:: BRIEF ::
Set out every line bearing the string "rgba".

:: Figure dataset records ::
- - - - -
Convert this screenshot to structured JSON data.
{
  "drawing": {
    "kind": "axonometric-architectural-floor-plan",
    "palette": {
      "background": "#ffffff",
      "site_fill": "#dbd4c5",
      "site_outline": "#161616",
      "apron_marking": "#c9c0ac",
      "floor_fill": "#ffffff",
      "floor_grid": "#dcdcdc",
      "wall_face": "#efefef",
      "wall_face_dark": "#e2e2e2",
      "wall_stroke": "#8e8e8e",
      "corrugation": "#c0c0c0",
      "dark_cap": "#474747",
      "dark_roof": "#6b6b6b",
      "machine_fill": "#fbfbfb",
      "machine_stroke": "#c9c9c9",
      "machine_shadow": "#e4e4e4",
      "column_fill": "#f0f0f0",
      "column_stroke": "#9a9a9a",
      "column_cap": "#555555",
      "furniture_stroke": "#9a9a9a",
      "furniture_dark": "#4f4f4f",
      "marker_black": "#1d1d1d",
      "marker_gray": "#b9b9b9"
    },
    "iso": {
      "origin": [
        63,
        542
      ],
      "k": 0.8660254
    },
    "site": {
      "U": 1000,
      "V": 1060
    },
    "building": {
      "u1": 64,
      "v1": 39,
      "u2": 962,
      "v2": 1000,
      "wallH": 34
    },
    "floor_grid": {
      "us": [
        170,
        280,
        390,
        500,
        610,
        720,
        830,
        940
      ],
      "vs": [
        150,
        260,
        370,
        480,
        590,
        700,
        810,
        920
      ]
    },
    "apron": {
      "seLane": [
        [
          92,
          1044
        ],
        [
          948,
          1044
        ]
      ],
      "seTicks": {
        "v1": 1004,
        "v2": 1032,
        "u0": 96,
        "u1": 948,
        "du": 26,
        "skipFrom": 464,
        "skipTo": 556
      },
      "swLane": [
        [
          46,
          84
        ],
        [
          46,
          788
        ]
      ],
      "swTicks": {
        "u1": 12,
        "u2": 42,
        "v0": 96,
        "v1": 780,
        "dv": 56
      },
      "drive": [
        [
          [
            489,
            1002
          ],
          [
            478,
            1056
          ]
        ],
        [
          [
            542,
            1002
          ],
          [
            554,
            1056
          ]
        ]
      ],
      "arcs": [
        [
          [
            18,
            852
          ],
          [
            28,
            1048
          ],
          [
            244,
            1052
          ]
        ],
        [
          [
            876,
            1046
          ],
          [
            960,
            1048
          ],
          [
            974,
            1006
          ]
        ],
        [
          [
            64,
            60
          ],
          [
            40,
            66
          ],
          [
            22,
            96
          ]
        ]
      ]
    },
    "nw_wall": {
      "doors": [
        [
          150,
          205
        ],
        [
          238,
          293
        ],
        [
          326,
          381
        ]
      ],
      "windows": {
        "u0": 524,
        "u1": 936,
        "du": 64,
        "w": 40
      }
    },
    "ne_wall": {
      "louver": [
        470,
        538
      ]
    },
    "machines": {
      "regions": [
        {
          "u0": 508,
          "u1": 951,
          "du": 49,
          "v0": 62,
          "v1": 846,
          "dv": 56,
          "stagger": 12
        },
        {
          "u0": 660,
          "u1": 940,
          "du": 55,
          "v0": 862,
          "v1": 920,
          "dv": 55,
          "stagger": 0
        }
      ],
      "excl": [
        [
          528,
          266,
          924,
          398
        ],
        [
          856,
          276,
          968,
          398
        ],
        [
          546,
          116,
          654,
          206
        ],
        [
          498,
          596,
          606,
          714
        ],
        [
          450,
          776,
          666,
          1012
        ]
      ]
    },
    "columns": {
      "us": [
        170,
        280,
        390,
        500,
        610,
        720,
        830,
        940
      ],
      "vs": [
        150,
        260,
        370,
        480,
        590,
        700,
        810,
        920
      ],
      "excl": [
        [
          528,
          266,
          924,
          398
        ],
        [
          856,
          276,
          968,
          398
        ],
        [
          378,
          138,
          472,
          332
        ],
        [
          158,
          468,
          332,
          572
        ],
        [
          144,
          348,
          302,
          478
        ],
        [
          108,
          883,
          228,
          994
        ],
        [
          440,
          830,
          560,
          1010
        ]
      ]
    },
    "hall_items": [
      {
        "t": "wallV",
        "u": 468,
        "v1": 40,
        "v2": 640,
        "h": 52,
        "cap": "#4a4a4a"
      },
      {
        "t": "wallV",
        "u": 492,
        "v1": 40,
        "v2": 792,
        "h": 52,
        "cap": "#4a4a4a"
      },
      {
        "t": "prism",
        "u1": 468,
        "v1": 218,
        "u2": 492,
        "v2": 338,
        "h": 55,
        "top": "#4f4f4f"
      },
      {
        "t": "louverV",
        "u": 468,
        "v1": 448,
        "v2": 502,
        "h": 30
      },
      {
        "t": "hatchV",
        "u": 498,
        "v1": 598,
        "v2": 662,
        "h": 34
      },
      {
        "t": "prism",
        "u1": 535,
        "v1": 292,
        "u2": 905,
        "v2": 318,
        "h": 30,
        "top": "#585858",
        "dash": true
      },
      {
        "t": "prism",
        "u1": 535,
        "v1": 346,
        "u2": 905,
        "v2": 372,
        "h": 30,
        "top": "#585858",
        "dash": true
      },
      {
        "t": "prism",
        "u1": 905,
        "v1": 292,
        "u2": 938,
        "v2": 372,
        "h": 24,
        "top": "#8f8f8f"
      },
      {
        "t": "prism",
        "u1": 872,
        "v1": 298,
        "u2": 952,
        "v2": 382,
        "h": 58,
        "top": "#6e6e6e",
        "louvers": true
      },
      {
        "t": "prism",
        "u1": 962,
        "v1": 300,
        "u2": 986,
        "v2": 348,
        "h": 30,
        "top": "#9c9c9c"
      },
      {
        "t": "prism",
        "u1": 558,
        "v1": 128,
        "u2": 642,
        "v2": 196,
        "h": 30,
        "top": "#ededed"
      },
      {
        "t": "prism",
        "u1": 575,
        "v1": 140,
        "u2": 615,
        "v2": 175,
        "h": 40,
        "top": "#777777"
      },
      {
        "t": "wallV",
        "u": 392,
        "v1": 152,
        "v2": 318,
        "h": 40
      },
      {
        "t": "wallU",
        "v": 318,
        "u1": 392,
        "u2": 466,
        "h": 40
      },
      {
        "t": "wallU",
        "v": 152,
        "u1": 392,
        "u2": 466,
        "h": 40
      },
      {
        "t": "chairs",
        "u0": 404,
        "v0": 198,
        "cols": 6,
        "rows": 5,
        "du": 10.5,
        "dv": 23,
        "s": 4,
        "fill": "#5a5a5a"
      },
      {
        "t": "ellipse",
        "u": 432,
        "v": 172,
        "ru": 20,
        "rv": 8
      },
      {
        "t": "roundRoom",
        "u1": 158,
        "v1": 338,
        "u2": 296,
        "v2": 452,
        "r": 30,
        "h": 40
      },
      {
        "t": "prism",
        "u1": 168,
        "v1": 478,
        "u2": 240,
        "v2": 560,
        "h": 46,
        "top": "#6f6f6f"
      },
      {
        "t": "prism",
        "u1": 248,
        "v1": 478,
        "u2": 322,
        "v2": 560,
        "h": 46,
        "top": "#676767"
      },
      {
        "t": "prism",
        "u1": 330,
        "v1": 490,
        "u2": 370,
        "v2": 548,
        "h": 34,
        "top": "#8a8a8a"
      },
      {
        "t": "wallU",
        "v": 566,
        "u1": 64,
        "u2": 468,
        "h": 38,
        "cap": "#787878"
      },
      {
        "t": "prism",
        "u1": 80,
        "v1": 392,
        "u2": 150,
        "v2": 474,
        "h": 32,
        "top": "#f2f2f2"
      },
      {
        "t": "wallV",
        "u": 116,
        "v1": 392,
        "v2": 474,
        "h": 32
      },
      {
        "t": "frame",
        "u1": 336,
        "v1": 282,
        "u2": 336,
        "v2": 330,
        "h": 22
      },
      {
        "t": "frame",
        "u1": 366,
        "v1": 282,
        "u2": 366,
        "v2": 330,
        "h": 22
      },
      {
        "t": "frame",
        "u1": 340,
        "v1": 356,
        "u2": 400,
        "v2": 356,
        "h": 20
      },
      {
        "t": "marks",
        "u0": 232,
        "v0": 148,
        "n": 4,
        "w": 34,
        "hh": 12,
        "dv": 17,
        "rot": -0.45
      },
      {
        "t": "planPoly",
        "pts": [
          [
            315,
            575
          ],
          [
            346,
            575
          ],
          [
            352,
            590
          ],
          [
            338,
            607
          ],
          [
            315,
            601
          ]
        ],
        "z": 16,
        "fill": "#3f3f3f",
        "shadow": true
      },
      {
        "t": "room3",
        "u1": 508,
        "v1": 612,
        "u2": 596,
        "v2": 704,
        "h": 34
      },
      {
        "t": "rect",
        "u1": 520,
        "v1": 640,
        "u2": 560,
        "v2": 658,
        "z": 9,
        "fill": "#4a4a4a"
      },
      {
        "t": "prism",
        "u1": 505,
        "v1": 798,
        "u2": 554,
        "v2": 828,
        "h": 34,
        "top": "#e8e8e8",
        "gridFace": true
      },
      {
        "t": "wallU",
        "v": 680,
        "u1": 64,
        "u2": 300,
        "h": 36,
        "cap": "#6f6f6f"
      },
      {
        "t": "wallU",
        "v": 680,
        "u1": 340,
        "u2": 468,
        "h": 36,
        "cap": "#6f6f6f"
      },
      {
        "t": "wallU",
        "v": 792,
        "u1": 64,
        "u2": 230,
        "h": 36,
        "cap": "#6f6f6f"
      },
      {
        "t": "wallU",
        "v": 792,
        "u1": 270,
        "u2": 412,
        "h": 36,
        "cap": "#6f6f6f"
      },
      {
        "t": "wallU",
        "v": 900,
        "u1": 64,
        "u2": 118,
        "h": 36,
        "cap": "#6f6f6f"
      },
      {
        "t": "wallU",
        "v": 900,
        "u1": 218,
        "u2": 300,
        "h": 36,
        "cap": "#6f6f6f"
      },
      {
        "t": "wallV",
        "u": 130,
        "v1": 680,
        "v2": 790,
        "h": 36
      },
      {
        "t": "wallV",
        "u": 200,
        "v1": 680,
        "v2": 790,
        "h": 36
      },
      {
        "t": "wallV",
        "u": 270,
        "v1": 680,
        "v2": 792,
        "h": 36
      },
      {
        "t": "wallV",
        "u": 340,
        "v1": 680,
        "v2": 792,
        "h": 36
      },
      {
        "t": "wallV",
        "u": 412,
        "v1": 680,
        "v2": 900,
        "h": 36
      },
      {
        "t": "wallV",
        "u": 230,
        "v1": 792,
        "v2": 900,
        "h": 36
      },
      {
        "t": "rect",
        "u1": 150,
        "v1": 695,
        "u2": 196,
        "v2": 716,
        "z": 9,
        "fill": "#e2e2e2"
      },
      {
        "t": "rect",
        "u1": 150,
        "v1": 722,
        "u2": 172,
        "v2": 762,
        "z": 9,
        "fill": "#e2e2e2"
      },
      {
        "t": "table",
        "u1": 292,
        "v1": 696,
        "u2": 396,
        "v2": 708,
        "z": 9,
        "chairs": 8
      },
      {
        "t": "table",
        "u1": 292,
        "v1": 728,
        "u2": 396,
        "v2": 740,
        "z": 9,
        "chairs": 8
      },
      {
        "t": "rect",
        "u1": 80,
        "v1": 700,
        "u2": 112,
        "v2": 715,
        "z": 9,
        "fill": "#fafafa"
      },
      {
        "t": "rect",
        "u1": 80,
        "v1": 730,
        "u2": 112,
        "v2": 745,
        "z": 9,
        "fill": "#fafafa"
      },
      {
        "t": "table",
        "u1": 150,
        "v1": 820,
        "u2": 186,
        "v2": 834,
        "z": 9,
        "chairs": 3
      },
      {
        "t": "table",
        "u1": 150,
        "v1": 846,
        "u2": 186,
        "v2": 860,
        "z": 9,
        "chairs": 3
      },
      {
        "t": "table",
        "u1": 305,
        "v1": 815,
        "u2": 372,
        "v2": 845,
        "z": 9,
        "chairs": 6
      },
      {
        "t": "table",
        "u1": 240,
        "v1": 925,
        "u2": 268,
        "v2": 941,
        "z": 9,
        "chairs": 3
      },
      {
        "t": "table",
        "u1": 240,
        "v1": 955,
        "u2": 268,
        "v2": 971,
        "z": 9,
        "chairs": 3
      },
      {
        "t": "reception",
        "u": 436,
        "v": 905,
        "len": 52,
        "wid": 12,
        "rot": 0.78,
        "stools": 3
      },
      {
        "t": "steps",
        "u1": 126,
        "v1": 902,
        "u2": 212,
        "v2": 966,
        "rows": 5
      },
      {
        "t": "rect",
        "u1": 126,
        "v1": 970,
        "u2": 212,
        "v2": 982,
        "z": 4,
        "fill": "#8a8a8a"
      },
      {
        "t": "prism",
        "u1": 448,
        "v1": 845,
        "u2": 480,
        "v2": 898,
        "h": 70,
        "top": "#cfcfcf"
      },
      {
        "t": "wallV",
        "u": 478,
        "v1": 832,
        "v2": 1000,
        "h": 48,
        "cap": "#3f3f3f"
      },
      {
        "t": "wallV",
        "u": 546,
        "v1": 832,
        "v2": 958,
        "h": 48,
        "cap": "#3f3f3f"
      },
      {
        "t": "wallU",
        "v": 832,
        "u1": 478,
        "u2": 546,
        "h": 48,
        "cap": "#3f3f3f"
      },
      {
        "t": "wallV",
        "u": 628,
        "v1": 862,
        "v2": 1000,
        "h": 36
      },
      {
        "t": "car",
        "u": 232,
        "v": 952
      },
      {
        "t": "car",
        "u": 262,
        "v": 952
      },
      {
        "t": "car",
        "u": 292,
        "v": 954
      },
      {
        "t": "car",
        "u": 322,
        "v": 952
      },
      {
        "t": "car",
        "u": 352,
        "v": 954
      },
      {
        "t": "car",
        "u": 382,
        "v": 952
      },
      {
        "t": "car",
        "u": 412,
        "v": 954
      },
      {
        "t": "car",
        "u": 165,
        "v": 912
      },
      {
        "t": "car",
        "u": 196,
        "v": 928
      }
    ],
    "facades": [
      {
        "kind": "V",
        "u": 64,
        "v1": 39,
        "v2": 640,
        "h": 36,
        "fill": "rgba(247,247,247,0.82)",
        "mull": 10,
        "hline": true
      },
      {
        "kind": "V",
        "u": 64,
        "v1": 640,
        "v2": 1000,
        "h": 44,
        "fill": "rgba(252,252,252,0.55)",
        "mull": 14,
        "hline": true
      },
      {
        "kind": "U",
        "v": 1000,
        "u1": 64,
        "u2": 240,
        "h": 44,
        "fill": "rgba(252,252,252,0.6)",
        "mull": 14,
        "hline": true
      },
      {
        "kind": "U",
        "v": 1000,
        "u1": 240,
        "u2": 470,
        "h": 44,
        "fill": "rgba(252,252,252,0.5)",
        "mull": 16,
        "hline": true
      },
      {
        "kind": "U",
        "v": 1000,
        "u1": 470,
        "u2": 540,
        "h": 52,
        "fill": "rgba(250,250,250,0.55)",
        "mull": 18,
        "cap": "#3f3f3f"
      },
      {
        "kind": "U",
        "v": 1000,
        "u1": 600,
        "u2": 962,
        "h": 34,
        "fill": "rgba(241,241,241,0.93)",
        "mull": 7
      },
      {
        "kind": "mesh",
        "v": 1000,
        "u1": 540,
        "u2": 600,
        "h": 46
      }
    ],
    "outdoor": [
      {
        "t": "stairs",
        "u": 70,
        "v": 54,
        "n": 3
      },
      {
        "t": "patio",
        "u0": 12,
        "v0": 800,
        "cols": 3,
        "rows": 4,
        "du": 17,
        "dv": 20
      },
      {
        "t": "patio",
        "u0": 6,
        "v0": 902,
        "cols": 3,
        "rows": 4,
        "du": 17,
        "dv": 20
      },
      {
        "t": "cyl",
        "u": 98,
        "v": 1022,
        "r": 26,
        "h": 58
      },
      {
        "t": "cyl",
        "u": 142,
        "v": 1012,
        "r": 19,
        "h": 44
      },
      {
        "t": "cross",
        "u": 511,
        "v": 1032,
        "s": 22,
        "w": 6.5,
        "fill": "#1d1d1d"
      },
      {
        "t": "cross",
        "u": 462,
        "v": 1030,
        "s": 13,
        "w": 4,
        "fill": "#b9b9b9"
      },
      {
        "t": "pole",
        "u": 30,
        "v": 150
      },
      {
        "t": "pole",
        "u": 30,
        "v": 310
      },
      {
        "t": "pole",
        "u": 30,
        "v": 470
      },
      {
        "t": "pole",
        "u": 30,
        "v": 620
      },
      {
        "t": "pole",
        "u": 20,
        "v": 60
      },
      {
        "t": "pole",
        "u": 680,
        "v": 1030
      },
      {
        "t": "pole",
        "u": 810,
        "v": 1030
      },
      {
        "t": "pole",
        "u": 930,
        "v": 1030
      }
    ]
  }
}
- - - - -
:: RESPONSE TO THIS TASK ::
        "fill": "rgba(247,247,247,0.82)",
        "fill": "rgba(252,252,252,0.55)",
        "fill": "rgba(252,252,252,0.6)",
        "fill": "rgba(252,252,252,0.5)",
        "fill": "rgba(250,250,250,0.55)",
        "fill": "rgba(241,241,241,0.93)",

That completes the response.